Data records
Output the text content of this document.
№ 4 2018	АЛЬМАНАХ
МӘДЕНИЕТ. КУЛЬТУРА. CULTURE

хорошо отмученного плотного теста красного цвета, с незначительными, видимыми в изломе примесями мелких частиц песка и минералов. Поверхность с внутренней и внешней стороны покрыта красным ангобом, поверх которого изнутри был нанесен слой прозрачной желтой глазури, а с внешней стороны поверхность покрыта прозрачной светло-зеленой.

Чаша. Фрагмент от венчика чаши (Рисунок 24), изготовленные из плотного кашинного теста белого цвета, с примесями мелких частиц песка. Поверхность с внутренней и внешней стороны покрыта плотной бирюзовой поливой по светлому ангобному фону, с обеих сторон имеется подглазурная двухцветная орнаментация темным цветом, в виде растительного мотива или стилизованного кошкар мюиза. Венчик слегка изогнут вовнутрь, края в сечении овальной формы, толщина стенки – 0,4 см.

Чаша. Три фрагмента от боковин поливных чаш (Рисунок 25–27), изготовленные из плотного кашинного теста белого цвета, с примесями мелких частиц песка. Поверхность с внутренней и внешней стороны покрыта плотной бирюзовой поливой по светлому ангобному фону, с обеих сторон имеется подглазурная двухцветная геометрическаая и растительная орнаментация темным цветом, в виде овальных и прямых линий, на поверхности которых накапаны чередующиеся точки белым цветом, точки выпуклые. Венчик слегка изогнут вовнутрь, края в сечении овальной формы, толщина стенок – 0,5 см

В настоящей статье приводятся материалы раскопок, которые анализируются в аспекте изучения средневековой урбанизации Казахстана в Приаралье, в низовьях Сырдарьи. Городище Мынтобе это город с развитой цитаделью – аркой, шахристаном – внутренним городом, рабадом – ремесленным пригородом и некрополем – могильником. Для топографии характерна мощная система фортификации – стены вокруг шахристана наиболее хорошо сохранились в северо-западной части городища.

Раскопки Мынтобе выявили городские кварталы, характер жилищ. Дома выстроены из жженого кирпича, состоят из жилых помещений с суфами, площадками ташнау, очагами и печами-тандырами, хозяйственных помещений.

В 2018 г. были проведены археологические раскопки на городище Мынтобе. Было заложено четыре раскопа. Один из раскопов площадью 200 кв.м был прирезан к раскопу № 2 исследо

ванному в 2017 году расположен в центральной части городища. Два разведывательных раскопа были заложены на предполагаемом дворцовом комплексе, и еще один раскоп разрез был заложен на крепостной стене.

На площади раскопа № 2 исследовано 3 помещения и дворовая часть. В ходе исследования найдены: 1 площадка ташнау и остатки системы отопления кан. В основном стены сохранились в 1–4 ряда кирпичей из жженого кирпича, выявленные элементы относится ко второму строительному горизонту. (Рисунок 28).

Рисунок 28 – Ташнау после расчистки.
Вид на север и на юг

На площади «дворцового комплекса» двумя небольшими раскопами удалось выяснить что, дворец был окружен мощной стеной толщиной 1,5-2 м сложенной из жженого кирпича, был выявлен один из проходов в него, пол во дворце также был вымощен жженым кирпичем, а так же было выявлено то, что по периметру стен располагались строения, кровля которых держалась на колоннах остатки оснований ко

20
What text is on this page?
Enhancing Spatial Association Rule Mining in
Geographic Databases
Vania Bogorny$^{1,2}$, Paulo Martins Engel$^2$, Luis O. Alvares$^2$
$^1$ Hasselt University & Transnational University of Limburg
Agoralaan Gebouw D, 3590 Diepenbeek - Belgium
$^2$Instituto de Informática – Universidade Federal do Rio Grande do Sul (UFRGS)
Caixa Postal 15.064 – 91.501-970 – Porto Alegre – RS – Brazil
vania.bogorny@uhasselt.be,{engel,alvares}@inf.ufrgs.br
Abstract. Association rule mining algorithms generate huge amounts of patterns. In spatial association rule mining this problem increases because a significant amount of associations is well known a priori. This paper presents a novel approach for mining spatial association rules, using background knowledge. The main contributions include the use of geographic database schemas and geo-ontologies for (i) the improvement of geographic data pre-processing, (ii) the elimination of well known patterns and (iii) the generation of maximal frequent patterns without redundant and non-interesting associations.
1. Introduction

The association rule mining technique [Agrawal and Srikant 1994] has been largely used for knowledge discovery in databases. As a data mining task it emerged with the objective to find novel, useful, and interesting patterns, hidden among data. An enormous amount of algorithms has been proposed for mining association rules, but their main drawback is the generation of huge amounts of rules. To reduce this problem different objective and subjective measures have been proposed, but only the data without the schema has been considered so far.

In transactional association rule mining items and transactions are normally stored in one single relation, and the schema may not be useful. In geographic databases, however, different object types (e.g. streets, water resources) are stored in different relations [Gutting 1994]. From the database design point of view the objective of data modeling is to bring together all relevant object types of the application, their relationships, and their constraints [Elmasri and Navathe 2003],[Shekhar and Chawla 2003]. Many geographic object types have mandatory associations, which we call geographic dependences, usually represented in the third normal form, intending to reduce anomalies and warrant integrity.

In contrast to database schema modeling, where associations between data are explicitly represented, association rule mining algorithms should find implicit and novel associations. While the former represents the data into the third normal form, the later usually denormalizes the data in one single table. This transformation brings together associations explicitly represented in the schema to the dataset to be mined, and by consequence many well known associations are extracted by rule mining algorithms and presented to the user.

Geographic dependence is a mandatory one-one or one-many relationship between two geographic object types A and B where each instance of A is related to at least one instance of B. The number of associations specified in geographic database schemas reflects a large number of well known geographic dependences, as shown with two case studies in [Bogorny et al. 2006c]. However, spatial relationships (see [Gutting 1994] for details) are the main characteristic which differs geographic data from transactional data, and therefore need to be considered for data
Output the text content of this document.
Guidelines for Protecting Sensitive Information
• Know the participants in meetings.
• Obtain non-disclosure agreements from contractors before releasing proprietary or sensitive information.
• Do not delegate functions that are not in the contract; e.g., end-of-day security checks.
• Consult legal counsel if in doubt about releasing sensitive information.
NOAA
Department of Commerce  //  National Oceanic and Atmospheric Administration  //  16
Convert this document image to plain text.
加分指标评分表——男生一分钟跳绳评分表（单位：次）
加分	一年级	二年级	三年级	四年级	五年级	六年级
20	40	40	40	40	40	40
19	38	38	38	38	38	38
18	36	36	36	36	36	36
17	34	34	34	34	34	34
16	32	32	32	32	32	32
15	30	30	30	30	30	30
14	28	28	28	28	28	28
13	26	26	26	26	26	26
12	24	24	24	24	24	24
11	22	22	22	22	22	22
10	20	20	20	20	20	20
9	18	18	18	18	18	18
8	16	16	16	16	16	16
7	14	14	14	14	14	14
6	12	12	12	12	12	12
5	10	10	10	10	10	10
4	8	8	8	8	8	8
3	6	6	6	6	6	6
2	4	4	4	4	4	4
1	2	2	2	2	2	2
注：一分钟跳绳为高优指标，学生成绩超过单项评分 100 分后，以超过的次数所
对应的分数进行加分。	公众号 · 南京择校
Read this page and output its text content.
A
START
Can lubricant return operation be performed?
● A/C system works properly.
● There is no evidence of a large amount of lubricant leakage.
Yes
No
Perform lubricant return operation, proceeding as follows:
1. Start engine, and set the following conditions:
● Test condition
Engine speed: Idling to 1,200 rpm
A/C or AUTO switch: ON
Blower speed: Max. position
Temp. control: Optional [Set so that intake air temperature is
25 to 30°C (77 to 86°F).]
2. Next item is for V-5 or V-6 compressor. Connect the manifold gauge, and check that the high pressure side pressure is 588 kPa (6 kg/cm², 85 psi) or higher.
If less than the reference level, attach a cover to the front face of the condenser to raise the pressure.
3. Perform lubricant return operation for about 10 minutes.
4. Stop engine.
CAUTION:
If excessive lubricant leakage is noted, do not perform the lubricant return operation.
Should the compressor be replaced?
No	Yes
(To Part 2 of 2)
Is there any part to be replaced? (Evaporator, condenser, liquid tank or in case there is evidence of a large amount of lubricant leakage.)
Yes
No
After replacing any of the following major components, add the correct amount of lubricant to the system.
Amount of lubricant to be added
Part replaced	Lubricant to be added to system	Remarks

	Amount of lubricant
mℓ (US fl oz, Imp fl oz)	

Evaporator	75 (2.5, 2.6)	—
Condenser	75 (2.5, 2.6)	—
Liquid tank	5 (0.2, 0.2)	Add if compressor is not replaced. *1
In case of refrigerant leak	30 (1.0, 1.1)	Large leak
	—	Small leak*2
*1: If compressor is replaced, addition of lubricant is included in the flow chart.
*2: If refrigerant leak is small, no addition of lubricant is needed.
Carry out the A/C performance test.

What to work on: Looking at the entries above, how many lines contain the word "бирюзовой"? Answer with the number alone.

Finished exercise: 2